» BRANO
Un uomo sulla cinquantina, alla ricerca del suo eden, vive il fiume completamente nudo, senza inibizioni rispetto alla presenza della macchina da presa. Un altro, un po’ più giovane, è invece impegnato nella caccia, proibita all’interno del parco.

Un carabiniere ormai in pensione, vestito comunque con la divisa d’ordinanza, e munito di macchina fotografica, che si aggira ai bordi del fiume, conferisce ad alcune scene i toni del giallo, mentre il giovane ragazzo, figlio dello stesso regista, il più creativo nel suo rapportarsi al fiume, sembra uscito da un romanzo d’appendice destinato alla gioventù.

Queste storie così diverse, raccontate con registri eterogenei, sembrano però destinate a incontrarsi e questa sensazione, più epidermica che razionale, accompagna piacevolmente lo spettatore fino alla fine del film. Ogni personaggio, ci ricorda Nicola Bernasconi, coproduttore svizzero del film, “è un po’ come se fosse alla ricerca del suo oro personale” ed è anche per questo che il documentario conserva una sua unità.

» CONSEGNA
Che ruolo ha Nicola Bernasconi nel film di cui parla il brano?

» VOCI
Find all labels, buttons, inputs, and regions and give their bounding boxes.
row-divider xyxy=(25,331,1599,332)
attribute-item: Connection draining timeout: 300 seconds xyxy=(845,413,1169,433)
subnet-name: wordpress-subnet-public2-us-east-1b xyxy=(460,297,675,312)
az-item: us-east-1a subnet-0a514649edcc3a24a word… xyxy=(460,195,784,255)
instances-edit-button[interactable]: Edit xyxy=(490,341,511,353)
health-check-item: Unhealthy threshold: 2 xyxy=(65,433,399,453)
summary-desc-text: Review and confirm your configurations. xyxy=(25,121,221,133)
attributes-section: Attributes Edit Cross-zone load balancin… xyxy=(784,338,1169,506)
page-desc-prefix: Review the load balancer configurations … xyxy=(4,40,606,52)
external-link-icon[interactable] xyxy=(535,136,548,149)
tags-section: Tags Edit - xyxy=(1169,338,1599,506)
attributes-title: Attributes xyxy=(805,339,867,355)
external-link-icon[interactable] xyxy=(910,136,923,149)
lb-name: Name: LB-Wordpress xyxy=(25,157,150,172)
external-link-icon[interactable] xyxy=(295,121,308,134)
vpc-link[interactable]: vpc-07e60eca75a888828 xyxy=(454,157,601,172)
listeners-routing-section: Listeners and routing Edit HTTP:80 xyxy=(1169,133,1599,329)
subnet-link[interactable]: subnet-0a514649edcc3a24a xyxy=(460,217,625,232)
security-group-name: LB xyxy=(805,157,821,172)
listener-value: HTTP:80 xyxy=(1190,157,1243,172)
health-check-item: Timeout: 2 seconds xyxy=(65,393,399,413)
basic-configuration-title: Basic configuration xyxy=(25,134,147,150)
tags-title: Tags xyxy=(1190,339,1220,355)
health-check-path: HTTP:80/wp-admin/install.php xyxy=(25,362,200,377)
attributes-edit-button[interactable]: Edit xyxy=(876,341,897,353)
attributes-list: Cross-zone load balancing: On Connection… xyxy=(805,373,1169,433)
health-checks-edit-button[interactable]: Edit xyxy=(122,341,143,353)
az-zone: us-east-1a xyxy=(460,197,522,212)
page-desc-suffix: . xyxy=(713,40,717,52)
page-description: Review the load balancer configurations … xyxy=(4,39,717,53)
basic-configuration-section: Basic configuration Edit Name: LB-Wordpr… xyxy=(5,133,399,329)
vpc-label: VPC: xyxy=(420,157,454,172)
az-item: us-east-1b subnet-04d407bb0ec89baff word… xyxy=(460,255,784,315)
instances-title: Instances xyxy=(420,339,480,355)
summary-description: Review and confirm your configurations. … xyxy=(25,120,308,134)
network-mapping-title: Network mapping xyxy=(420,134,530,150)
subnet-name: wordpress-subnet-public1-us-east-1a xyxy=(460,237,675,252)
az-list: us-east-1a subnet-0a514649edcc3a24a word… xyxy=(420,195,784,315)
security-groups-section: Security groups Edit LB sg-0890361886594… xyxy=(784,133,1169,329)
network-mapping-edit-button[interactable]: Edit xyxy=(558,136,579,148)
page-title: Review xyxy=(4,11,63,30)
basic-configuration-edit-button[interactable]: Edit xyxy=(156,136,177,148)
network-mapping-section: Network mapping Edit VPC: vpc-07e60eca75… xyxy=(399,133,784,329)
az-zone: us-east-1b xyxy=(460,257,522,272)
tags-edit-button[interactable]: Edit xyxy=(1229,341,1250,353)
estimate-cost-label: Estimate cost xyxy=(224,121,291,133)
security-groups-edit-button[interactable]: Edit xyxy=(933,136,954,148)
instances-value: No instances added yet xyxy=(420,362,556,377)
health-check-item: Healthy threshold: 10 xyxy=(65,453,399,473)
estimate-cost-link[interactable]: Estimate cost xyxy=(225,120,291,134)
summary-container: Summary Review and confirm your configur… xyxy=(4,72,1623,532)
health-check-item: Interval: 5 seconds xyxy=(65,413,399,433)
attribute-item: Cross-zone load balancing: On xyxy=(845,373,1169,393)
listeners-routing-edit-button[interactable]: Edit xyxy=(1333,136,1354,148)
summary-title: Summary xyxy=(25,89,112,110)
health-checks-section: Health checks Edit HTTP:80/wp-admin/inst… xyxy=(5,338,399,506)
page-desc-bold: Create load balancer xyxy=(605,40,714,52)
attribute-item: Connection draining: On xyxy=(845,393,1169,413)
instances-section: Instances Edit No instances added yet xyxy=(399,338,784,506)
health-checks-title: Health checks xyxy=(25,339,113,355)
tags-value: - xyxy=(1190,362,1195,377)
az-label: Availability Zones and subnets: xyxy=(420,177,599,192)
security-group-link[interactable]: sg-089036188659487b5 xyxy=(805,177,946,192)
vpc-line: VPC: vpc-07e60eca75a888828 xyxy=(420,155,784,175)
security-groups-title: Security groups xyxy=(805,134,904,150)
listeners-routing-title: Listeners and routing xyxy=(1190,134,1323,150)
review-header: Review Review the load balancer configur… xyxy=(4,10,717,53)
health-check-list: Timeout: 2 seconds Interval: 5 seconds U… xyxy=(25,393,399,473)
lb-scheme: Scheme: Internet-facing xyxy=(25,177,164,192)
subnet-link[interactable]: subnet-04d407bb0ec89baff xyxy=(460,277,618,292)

» SOLUZIONE
È il coproduttore svizzero del film.